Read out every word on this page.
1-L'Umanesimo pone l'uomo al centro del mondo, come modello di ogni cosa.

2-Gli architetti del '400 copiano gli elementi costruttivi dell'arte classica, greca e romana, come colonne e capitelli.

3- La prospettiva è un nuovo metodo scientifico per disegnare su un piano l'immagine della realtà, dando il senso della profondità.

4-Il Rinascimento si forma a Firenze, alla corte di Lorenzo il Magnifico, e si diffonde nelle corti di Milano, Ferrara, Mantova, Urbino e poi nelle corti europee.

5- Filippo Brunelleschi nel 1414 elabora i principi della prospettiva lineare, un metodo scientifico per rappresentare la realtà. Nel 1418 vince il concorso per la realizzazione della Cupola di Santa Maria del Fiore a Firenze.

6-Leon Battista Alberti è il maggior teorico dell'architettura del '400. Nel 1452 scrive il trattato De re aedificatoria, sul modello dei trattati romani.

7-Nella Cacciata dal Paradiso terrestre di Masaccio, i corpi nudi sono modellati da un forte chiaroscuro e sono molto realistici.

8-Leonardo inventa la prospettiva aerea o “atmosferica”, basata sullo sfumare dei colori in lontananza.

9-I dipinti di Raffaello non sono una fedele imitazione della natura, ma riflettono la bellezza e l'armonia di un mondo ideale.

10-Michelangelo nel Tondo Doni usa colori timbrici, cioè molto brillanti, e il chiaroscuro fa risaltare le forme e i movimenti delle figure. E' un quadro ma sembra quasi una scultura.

Work required: Your task is to repeat every entry exactly.

The completed task:
Read out every word on this page.
1-L'Umanesimo pone l'uomo al centro del mondo, come modello di ogni cosa.

2-Gli architetti del '400 copiano gli elementi costruttivi dell'arte classica, greca e romana, come colonne e capitelli.

3- La prospettiva è un nuovo metodo scientifico per disegnare su un piano l'immagine della realtà, dando il senso della profondità.

4-Il Rinascimento si forma a Firenze, alla corte di Lorenzo il Magnifico, e si diffonde nelle corti di Milano, Ferrara, Mantova, Urbino e poi nelle corti europee.

5- Filippo Brunelleschi nel 1414 elabora i principi della prospettiva lineare, un metodo scientifico per rappresentare la realtà. Nel 1418 vince il concorso per la realizzazione della Cupola di Santa Maria del Fiore a Firenze.

6-Leon Battista Alberti è il maggior teorico dell'architettura del '400. Nel 1452 scrive il trattato De re aedificatoria, sul modello dei trattati romani.

7-Nella Cacciata dal Paradiso terrestre di Masaccio, i corpi nudi sono modellati da un forte chiaroscuro e sono molto realistici.

8-Leonardo inventa la prospettiva aerea o “atmosferica”, basata sullo sfumare dei colori in lontananza.

9-I dipinti di Raffaello non sono una fedele imitazione della natura, ma riflettono la bellezza e l'armonia di un mondo ideale.

10-Michelangelo nel Tondo Doni usa colori timbrici, cioè molto brillanti, e il chiaroscuro fa risaltare le forme e i movimenti delle figure. E' un quadro ma sembra quasi una scultura.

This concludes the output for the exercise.